▶ Set task:
What follows is a set of entries. Repeat them exactly, but not their pictures.

Data records
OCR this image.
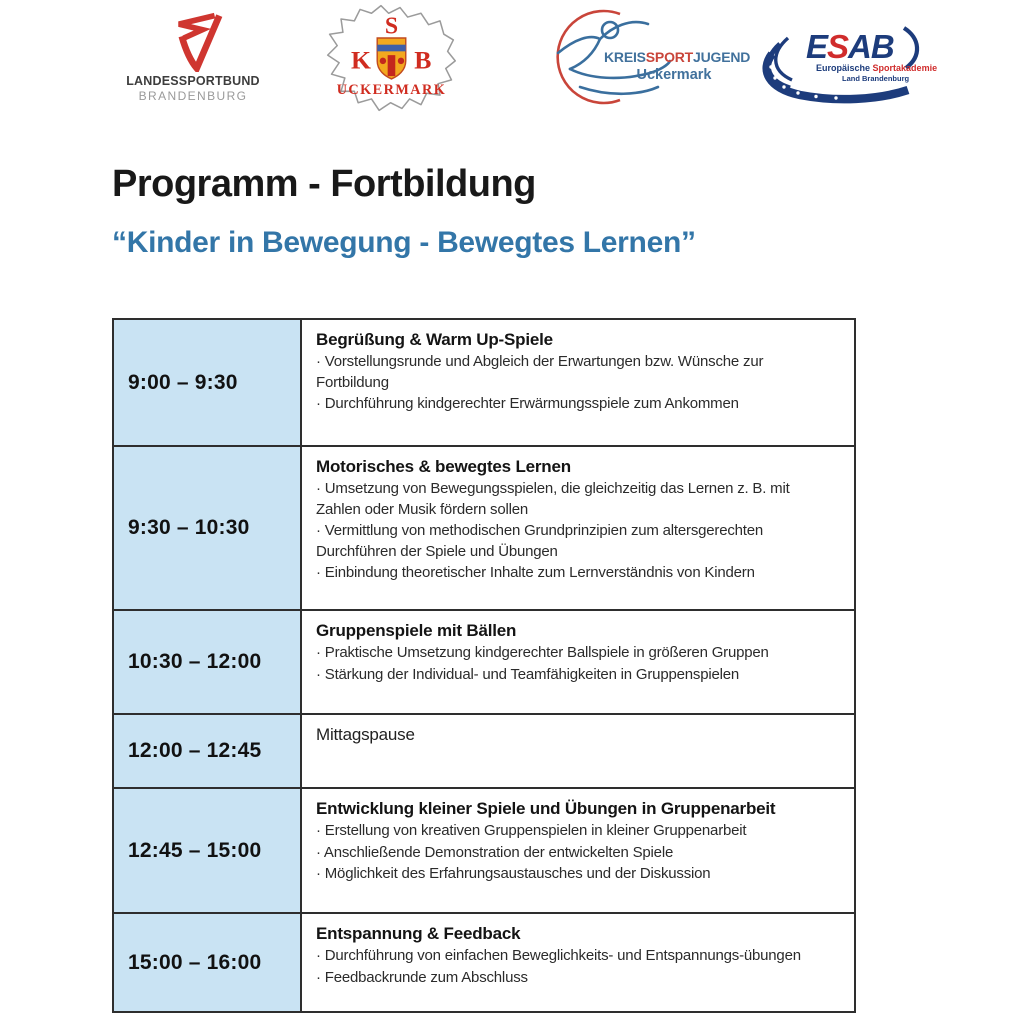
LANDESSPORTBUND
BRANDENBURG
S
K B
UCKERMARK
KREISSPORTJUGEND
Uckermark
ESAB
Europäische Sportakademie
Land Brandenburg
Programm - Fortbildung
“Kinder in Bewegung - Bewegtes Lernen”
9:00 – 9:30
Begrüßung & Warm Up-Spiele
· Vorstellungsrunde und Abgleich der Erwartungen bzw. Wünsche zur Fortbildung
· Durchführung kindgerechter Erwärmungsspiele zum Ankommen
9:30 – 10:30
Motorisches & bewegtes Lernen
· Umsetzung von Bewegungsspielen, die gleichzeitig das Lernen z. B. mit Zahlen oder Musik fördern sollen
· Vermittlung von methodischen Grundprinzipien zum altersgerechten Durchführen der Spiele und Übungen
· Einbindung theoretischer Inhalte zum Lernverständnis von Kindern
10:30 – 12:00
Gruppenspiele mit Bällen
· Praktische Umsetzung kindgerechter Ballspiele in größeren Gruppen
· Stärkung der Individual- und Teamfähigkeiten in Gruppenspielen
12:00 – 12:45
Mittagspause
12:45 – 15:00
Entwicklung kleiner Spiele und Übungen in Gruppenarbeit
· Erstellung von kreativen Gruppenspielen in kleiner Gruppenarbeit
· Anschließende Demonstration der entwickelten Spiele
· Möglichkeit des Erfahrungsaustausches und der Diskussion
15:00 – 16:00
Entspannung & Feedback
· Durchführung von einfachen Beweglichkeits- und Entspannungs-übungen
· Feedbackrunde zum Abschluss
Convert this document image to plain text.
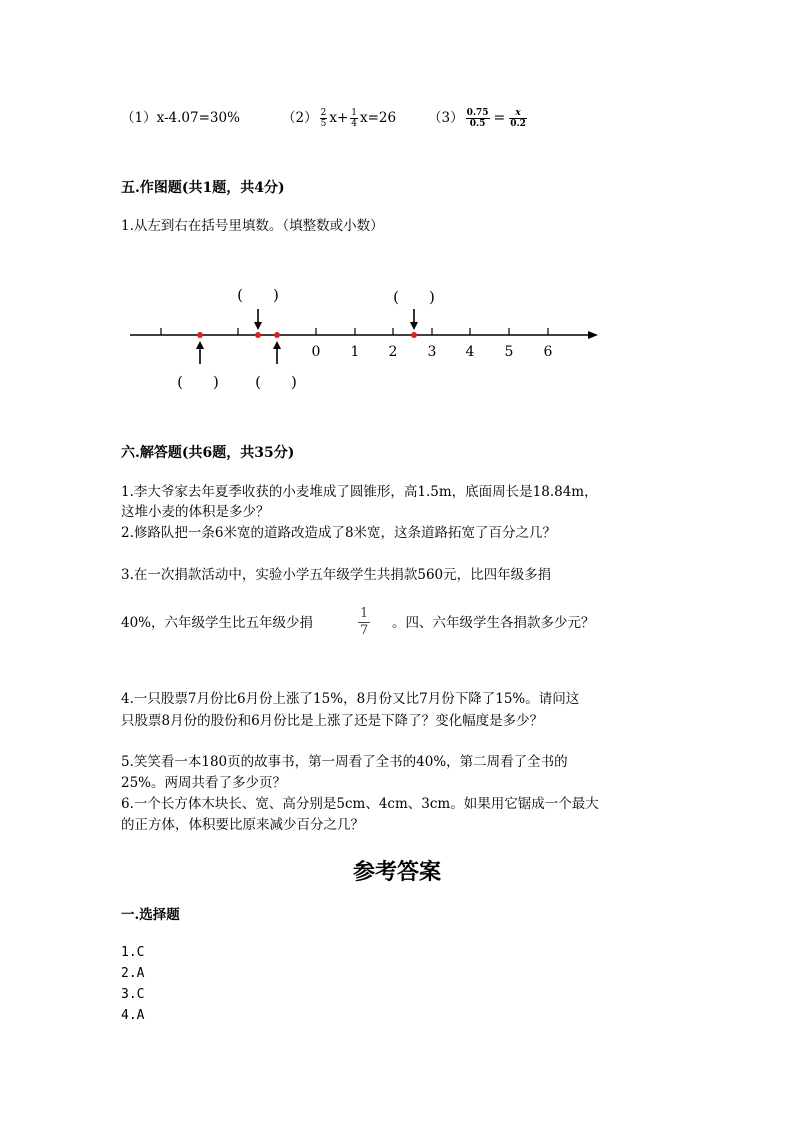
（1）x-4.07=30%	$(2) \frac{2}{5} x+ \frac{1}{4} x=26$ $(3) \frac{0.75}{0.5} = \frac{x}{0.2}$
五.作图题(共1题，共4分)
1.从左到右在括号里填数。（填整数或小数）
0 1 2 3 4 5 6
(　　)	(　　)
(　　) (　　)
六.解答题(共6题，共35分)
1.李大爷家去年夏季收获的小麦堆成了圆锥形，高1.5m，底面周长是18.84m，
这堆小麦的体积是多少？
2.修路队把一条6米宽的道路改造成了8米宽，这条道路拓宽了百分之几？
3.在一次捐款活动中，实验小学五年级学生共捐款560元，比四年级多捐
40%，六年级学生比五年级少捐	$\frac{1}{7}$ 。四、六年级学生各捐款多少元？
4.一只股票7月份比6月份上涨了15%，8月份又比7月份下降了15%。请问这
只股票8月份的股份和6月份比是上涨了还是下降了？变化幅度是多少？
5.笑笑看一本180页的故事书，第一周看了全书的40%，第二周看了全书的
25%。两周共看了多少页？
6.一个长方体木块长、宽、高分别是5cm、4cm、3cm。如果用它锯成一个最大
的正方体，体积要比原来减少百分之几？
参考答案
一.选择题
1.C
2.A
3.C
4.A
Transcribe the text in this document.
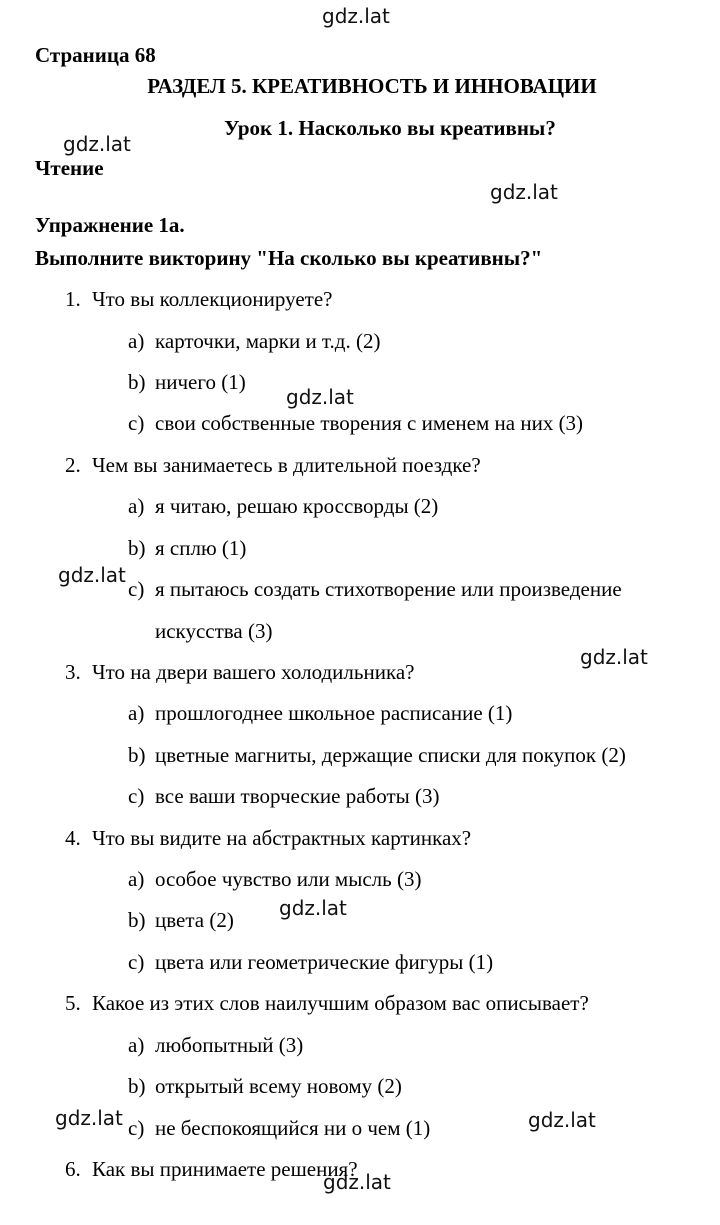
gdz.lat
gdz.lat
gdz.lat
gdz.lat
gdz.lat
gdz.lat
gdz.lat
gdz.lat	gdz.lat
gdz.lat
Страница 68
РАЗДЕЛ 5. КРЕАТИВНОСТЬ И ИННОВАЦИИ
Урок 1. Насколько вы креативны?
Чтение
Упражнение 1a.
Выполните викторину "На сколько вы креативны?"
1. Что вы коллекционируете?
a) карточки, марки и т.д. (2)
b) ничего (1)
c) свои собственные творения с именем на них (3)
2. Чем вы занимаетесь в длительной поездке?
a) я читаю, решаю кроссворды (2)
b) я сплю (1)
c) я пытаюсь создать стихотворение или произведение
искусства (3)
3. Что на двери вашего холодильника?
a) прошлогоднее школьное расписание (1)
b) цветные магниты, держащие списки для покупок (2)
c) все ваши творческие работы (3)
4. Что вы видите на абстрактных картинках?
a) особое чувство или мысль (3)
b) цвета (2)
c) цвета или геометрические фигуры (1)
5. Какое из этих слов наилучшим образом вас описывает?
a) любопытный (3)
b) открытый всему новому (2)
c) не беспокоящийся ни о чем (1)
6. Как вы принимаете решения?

▶ Correct response:
OCR this image.
LANDESSPORTBUND
BRANDENBURG
S
K B
UCKERMARK
KREISSPORTJUGEND
Uckermark
ESAB
Europäische Sportakademie
Land Brandenburg
Programm - Fortbildung
“Kinder in Bewegung - Bewegtes Lernen”
9:00 – 9:30
Begrüßung & Warm Up-Spiele
· Vorstellungsrunde und Abgleich der Erwartungen bzw. Wünsche zur Fortbildung
· Durchführung kindgerechter Erwärmungsspiele zum Ankommen
9:30 – 10:30
Motorisches & bewegtes Lernen
· Umsetzung von Bewegungsspielen, die gleichzeitig das Lernen z. B. mit Zahlen oder Musik fördern sollen
· Vermittlung von methodischen Grundprinzipien zum altersgerechten Durchführen der Spiele und Übungen
· Einbindung theoretischer Inhalte zum Lernverständnis von Kindern
10:30 – 12:00
Gruppenspiele mit Bällen
· Praktische Umsetzung kindgerechter Ballspiele in größeren Gruppen
· Stärkung der Individual- und Teamfähigkeiten in Gruppenspielen
12:00 – 12:45
Mittagspause
12:45 – 15:00
Entwicklung kleiner Spiele und Übungen in Gruppenarbeit
· Erstellung von kreativen Gruppenspielen in kleiner Gruppenarbeit
· Anschließende Demonstration der entwickelten Spiele
· Möglichkeit des Erfahrungsaustausches und der Diskussion
15:00 – 16:00
Entspannung & Feedback
· Durchführung von einfachen Beweglichkeits- und Entspannungs-übungen
· Feedbackrunde zum Abschluss
Convert this document image to plain text.
（1）x-4.07=30%	$(2) \frac{2}{5} x+ \frac{1}{4} x=26$ $(3) \frac{0.75}{0.5} = \frac{x}{0.2}$
五.作图题(共1题，共4分)
1.从左到右在括号里填数。（填整数或小数）
0 1 2 3 4 5 6
(　　)	(　　)
(　　) (　　)
六.解答题(共6题，共35分)
1.李大爷家去年夏季收获的小麦堆成了圆锥形，高1.5m，底面周长是18.84m，
这堆小麦的体积是多少？
2.修路队把一条6米宽的道路改造成了8米宽，这条道路拓宽了百分之几？
3.在一次捐款活动中，实验小学五年级学生共捐款560元，比四年级多捐
40%，六年级学生比五年级少捐	$\frac{1}{7}$ 。四、六年级学生各捐款多少元？
4.一只股票7月份比6月份上涨了15%，8月份又比7月份下降了15%。请问这
只股票8月份的股份和6月份比是上涨了还是下降了？变化幅度是多少？
5.笑笑看一本180页的故事书，第一周看了全书的40%，第二周看了全书的
25%。两周共看了多少页？
6.一个长方体木块长、宽、高分别是5cm、4cm、3cm。如果用它锯成一个最大
的正方体，体积要比原来减少百分之几？
参考答案
一.选择题
1.C
2.A
3.C
4.A
Transcribe the text in this document.
gdz.lat
gdz.lat
gdz.lat
gdz.lat
gdz.lat
gdz.lat
gdz.lat
gdz.lat	gdz.lat
gdz.lat
Страница 68
РАЗДЕЛ 5. КРЕАТИВНОСТЬ И ИННОВАЦИИ
Урок 1. Насколько вы креативны?
Чтение
Упражнение 1a.
Выполните викторину "На сколько вы креативны?"
1. Что вы коллекционируете?
a) карточки, марки и т.д. (2)
b) ничего (1)
c) свои собственные творения с именем на них (3)
2. Чем вы занимаетесь в длительной поездке?
a) я читаю, решаю кроссворды (2)
b) я сплю (1)
c) я пытаюсь создать стихотворение или произведение
искусства (3)
3. Что на двери вашего холодильника?
a) прошлогоднее школьное расписание (1)
b) цветные магниты, держащие списки для покупок (2)
c) все ваши творческие работы (3)
4. Что вы видите на абстрактных картинках?
a) особое чувство или мысль (3)
b) цвета (2)
c) цвета или геометрические фигуры (1)
5. Какое из этих слов наилучшим образом вас описывает?
a) любопытный (3)
b) открытый всему новому (2)
c) не беспокоящийся ни о чем (1)
6. Как вы принимаете решения?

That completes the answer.